> [What needs to be done] Repeat the records below word for word, but start at the line that contains "Transcribe this image's", stop after the last line, and include nothing else.

[Rows from a figure dataset]
━━━━━━━━━━━━━━━━

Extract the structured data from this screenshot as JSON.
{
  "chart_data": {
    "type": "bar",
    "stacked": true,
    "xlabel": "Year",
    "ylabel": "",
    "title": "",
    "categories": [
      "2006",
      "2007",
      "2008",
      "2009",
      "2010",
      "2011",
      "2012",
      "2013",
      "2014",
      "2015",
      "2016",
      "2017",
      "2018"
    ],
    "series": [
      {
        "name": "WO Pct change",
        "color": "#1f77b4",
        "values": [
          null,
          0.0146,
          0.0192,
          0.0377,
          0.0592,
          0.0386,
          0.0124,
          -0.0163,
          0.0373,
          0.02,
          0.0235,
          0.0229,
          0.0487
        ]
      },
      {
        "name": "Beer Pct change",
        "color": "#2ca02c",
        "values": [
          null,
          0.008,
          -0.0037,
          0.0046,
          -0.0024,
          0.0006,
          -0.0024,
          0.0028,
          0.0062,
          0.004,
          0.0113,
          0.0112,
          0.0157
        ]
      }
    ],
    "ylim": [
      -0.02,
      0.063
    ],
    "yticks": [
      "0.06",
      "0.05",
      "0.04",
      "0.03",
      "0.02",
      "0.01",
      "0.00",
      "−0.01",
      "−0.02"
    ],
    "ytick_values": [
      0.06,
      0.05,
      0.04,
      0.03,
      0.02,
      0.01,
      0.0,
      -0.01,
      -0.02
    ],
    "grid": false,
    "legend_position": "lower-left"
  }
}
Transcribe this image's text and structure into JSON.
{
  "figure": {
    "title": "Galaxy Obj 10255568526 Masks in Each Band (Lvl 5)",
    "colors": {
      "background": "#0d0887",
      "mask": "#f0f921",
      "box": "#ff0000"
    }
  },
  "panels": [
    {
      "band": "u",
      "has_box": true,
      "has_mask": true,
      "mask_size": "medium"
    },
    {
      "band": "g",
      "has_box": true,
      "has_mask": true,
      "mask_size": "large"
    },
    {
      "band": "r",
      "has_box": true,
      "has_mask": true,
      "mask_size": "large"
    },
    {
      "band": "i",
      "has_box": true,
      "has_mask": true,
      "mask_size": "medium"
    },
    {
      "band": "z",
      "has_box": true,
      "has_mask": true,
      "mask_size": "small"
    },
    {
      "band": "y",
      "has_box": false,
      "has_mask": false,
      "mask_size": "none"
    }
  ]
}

━━━━━━━━━━━━━━━━

> [Answer to the exercise]
Transcribe this image's text and structure into JSON.
{
  "figure": {
    "title": "Galaxy Obj 10255568526 Masks in Each Band (Lvl 5)",
    "colors": {
      "background": "#0d0887",
      "mask": "#f0f921",
      "box": "#ff0000"
    }
  },
  "panels": [
    {
      "band": "u",
      "has_box": true,
      "has_mask": true,
      "mask_size": "medium"
    },
    {
      "band": "g",
      "has_box": true,
      "has_mask": true,
      "mask_size": "large"
    },
    {
      "band": "r",
      "has_box": true,
      "has_mask": true,
      "mask_size": "large"
    },
    {
      "band": "i",
      "has_box": true,
      "has_mask": true,
      "mask_size": "medium"
    },
    {
      "band": "z",
      "has_box": true,
      "has_mask": true,
      "mask_size": "small"
    },
    {
      "band": "y",
      "has_box": false,
      "has_mask": false,
      "mask_size": "none"
    }
  ]
}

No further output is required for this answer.